* **Task data**
= = = =

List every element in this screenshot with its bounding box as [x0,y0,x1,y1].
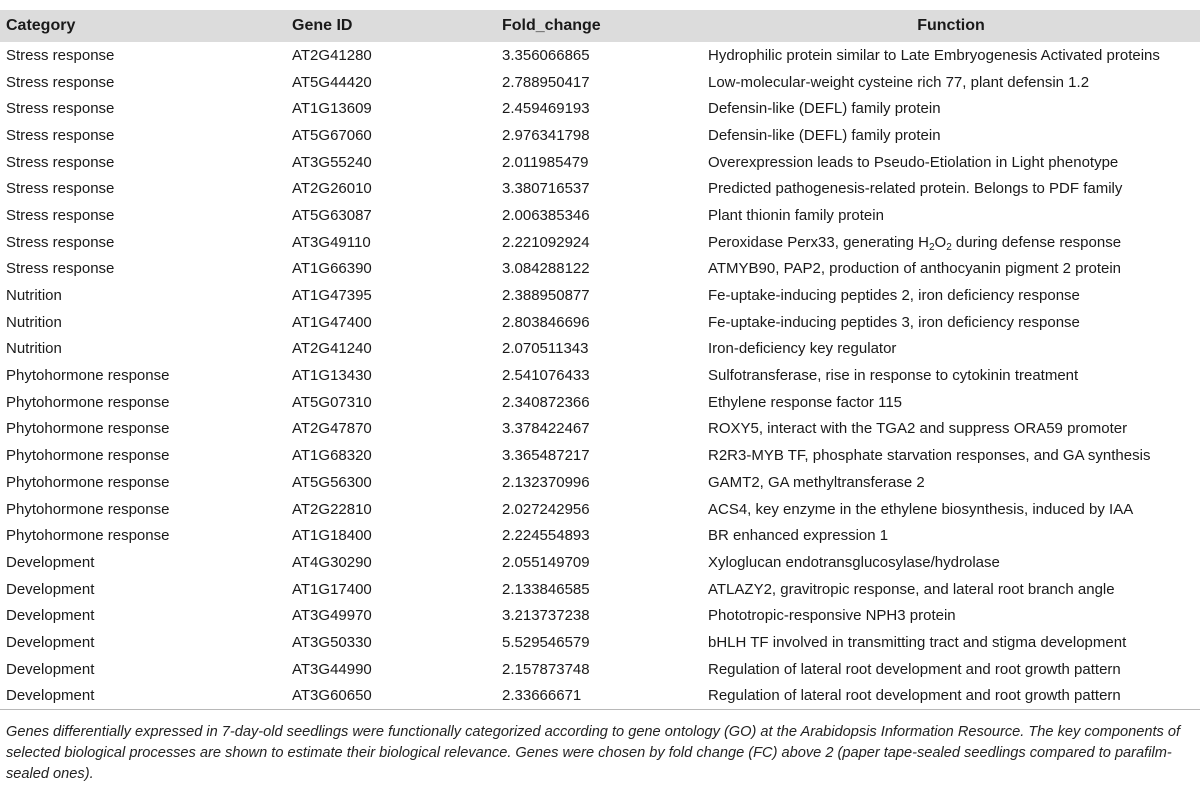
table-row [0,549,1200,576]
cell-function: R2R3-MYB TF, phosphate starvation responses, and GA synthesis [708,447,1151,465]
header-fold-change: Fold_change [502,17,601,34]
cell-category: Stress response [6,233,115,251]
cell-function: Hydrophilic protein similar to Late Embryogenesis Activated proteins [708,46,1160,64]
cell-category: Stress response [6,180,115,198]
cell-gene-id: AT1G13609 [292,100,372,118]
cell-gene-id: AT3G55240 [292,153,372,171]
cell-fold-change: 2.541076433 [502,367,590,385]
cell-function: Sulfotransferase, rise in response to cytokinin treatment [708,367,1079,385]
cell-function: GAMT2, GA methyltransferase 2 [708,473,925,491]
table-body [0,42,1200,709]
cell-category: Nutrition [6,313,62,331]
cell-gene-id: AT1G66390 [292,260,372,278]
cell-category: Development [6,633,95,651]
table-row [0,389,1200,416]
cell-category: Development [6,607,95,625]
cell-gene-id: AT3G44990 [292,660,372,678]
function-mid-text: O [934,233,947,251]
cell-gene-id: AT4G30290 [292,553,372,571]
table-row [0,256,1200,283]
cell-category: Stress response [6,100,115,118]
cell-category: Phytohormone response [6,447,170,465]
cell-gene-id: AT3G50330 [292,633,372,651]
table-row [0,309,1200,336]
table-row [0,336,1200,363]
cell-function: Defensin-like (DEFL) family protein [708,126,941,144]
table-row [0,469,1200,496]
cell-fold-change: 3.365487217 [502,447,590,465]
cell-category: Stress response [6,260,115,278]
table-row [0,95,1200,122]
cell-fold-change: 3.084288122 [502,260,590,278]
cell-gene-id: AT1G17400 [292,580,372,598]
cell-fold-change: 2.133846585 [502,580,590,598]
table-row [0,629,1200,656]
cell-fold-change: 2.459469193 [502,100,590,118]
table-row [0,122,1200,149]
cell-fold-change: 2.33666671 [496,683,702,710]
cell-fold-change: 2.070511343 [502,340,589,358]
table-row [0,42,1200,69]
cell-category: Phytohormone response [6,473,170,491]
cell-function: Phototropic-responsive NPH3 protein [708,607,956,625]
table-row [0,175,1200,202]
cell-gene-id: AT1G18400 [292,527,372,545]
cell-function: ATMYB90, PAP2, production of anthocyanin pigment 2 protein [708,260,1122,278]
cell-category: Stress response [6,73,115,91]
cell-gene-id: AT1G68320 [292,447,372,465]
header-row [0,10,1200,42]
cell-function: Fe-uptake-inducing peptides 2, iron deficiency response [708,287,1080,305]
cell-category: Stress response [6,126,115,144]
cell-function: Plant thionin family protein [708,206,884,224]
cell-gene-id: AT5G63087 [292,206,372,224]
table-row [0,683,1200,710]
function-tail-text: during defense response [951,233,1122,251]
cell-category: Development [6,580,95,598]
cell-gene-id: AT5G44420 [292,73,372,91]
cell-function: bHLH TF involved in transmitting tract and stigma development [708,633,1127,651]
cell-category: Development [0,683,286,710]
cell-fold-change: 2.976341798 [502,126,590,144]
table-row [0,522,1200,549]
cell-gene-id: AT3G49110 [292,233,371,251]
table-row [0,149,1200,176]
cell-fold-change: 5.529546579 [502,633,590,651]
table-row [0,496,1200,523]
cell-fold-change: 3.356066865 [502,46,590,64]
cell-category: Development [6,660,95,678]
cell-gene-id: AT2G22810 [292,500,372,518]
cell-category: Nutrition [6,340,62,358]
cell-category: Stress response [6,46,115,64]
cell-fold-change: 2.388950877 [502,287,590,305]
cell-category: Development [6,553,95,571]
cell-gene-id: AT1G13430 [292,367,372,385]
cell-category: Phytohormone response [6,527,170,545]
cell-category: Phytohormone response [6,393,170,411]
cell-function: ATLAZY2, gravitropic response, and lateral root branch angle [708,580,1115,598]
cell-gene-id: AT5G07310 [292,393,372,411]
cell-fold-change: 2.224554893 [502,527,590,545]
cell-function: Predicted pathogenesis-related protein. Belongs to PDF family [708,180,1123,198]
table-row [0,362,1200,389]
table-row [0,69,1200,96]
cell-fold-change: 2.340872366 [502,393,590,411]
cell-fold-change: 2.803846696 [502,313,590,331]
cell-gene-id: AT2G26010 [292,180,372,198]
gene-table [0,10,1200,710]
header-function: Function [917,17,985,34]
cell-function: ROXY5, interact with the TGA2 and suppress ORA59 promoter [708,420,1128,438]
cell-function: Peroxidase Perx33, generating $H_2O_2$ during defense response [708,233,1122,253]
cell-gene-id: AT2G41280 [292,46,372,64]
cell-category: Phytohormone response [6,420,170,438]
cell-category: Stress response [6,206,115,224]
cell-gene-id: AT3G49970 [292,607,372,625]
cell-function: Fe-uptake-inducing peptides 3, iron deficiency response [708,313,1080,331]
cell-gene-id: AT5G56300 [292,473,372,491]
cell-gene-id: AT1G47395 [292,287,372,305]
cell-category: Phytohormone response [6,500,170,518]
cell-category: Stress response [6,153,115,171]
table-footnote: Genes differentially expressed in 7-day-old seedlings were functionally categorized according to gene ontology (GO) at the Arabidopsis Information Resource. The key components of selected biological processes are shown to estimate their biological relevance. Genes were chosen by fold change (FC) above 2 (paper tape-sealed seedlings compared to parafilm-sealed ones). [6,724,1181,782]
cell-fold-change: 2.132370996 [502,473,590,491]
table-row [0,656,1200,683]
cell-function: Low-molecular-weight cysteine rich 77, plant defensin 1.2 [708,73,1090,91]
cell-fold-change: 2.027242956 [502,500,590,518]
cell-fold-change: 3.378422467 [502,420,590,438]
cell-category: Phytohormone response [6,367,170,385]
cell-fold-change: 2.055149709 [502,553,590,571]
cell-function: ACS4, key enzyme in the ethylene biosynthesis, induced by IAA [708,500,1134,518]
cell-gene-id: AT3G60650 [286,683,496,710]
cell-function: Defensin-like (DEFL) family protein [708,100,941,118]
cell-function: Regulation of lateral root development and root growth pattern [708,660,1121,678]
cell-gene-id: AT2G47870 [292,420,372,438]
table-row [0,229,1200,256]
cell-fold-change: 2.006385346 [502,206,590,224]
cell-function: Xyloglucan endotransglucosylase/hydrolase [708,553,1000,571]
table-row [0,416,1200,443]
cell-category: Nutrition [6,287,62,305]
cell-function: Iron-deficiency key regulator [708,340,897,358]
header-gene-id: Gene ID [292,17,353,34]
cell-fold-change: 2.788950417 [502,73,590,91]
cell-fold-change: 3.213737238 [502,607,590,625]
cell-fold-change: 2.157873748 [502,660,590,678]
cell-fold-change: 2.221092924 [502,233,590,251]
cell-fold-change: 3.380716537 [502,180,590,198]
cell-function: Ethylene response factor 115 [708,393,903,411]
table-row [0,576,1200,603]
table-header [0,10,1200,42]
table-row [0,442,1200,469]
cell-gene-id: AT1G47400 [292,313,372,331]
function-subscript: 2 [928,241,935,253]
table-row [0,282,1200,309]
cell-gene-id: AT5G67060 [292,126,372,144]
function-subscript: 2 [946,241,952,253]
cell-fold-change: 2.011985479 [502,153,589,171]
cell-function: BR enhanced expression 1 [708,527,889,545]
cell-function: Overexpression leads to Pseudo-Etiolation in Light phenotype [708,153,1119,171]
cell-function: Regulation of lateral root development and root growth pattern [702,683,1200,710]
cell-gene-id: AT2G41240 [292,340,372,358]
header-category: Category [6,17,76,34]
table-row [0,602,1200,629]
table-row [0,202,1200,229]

= = = =

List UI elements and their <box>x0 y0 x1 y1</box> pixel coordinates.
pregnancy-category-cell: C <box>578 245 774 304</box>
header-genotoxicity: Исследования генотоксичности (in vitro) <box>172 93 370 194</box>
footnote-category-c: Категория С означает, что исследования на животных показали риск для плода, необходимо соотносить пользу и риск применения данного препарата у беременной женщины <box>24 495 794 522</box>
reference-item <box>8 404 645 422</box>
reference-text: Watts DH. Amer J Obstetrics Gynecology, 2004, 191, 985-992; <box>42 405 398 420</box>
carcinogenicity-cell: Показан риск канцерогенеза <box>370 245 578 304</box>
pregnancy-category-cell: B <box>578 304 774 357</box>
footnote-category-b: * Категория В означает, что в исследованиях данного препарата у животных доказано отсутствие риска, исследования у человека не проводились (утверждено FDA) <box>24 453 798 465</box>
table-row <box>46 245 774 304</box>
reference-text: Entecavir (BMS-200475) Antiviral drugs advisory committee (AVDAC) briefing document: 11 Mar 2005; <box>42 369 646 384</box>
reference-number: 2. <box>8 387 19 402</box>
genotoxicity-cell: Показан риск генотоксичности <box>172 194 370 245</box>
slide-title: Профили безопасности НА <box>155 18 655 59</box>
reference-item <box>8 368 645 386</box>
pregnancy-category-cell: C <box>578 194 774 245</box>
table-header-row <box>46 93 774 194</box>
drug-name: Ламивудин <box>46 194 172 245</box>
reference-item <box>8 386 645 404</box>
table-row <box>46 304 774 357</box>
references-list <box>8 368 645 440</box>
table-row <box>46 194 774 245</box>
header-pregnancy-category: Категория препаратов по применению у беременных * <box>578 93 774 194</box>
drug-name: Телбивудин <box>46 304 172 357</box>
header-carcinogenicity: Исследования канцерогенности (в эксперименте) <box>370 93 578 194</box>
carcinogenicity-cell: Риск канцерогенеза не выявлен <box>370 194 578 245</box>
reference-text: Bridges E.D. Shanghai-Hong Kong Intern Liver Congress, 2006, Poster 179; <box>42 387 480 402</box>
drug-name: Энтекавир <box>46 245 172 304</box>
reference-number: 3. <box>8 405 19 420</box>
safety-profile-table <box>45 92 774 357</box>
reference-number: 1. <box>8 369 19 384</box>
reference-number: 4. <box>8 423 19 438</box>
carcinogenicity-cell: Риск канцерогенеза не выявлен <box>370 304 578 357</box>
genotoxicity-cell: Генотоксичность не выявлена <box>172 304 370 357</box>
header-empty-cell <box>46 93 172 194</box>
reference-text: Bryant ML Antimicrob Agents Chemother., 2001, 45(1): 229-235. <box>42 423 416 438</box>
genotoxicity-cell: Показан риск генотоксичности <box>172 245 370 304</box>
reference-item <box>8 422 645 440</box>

= = = =

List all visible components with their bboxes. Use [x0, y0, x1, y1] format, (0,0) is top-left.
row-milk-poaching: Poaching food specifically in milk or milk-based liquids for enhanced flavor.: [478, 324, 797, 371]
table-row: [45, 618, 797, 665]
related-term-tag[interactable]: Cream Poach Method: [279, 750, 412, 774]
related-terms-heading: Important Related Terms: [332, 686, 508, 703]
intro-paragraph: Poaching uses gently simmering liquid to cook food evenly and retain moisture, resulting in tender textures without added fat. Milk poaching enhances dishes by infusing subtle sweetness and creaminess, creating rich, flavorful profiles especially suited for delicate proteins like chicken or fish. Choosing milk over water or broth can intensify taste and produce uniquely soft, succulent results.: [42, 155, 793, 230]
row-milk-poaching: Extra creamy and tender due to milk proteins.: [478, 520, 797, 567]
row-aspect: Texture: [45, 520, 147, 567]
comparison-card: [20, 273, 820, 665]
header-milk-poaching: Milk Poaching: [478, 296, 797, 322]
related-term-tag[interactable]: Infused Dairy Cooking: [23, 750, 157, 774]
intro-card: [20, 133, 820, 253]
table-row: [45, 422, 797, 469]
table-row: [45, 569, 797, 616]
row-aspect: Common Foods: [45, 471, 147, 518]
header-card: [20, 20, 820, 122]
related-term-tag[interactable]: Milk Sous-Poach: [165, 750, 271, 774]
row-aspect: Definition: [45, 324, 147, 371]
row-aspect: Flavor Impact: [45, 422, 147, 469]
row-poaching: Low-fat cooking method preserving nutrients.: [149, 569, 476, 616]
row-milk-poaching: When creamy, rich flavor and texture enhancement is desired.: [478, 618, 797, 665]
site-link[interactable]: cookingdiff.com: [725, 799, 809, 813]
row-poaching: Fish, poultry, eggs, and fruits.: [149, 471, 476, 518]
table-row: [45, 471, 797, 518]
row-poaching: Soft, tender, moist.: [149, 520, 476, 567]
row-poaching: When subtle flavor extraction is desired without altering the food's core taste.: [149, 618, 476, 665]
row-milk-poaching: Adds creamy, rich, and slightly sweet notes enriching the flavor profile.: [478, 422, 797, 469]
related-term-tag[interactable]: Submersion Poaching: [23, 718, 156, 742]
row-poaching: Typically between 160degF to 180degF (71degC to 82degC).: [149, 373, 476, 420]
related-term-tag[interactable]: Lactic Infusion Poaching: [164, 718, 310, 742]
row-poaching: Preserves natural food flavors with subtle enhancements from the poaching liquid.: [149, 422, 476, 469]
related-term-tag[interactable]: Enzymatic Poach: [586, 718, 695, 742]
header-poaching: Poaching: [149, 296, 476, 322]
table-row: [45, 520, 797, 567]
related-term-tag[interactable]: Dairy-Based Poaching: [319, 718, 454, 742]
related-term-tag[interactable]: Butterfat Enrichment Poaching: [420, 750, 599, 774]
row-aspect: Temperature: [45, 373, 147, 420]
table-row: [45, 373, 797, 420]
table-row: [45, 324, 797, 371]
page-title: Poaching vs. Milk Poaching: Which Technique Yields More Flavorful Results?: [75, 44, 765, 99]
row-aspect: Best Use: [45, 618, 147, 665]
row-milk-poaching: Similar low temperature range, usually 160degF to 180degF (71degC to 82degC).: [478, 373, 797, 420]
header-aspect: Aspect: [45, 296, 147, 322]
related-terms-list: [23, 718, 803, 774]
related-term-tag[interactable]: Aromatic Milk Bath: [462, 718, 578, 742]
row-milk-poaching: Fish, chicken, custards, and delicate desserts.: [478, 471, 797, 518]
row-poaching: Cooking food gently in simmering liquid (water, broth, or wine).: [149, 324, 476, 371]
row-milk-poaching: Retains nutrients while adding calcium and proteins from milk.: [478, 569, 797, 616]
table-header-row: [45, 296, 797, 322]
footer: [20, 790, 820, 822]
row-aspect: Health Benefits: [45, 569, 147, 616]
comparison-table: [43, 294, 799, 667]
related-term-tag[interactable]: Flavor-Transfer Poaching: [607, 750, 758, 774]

= = = =

* **Exercise objective**
A single number is needed: the count of lines in the records that include "Phytohormone".

* **Written answer**
7